(Lines of data)
────────────────────

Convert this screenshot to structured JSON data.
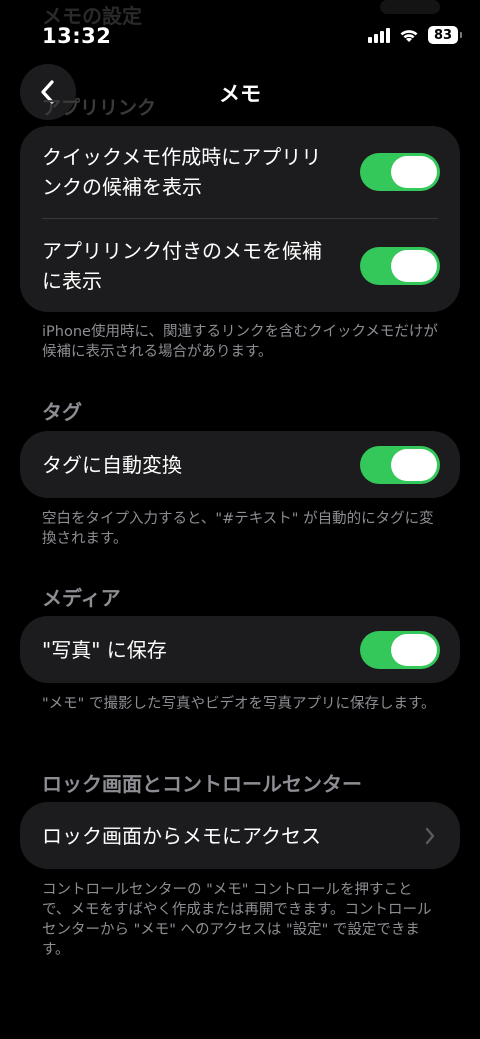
{
  "ghost_bar": {
    "left_text": "メモの設定"
  },
  "status_bar": {
    "time": "13:32",
    "battery": "83"
  },
  "nav": {
    "title": "メモ"
  },
  "ghost_header": "アプリリンク",
  "app_links": {
    "rows": [
      {
        "label": "クイックメモ作成時にアプリリンクの候補を表示",
        "on": true
      },
      {
        "label": "アプリリンク付きのメモを候補に表示",
        "on": true
      }
    ],
    "footer": "iPhone使用時に、関連するリンクを含むクイックメモだけが候補に表示される場合があります。"
  },
  "tags": {
    "header": "タグ",
    "rows": [
      {
        "label": "タグに自動変換",
        "on": true
      }
    ],
    "footer": "空白をタイプ入力すると、\"#テキスト\" が自動的にタグに変換されます。"
  },
  "media": {
    "header": "メディア",
    "rows": [
      {
        "label": "\"写真\" に保存",
        "on": true
      }
    ],
    "footer": "\"メモ\" で撮影した写真やビデオを写真アプリに保存します。"
  },
  "lock": {
    "header": "ロック画面とコントロールセンター",
    "rows": [
      {
        "label": "ロック画面からメモにアクセス"
      }
    ],
    "footer": "コントロールセンターの \"メモ\" コントロールを押すことで、メモをすばやく作成または再開できます。コントロールセンターから \"メモ\" へのアクセスは \"設定\" で設定できます。"
  },
  "colors": {
    "accent": "#34c759",
    "card": "#1c1c1e",
    "secondary_text": "#8d8d93"
  },
  "icons": [
    "chevron-left-icon",
    "signal-icon",
    "wifi-icon",
    "battery-icon",
    "chevron-right-icon"
  ]
}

────────────────────

### Problem to solve:
Give back the whole listing as it stands, minus its pictures.

### Answer for the task:
Convert this screenshot to structured JSON data.
{
  "ghost_bar": {
    "left_text": "メモの設定"
  },
  "status_bar": {
    "time": "13:32",
    "battery": "83"
  },
  "nav": {
    "title": "メモ"
  },
  "ghost_header": "アプリリンク",
  "app_links": {
    "rows": [
      {
        "label": "クイックメモ作成時にアプリリンクの候補を表示",
        "on": true
      },
      {
        "label": "アプリリンク付きのメモを候補に表示",
        "on": true
      }
    ],
    "footer": "iPhone使用時に、関連するリンクを含むクイックメモだけが候補に表示される場合があります。"
  },
  "tags": {
    "header": "タグ",
    "rows": [
      {
        "label": "タグに自動変換",
        "on": true
      }
    ],
    "footer": "空白をタイプ入力すると、\"#テキスト\" が自動的にタグに変換されます。"
  },
  "media": {
    "header": "メディア",
    "rows": [
      {
        "label": "\"写真\" に保存",
        "on": true
      }
    ],
    "footer": "\"メモ\" で撮影した写真やビデオを写真アプリに保存します。"
  },
  "lock": {
    "header": "ロック画面とコントロールセンター",
    "rows": [
      {
        "label": "ロック画面からメモにアクセス"
      }
    ],
    "footer": "コントロールセンターの \"メモ\" コントロールを押すことで、メモをすばやく作成または再開できます。コントロールセンターから \"メモ\" へのアクセスは \"設定\" で設定できます。"
  },
  "colors": {
    "accent": "#34c759",
    "card": "#1c1c1e",
    "secondary_text": "#8d8d93"
  },
  "icons": [
    "chevron-left-icon",
    "signal-icon",
    "wifi-icon",
    "battery-icon",
    "chevron-right-icon"
  ]
}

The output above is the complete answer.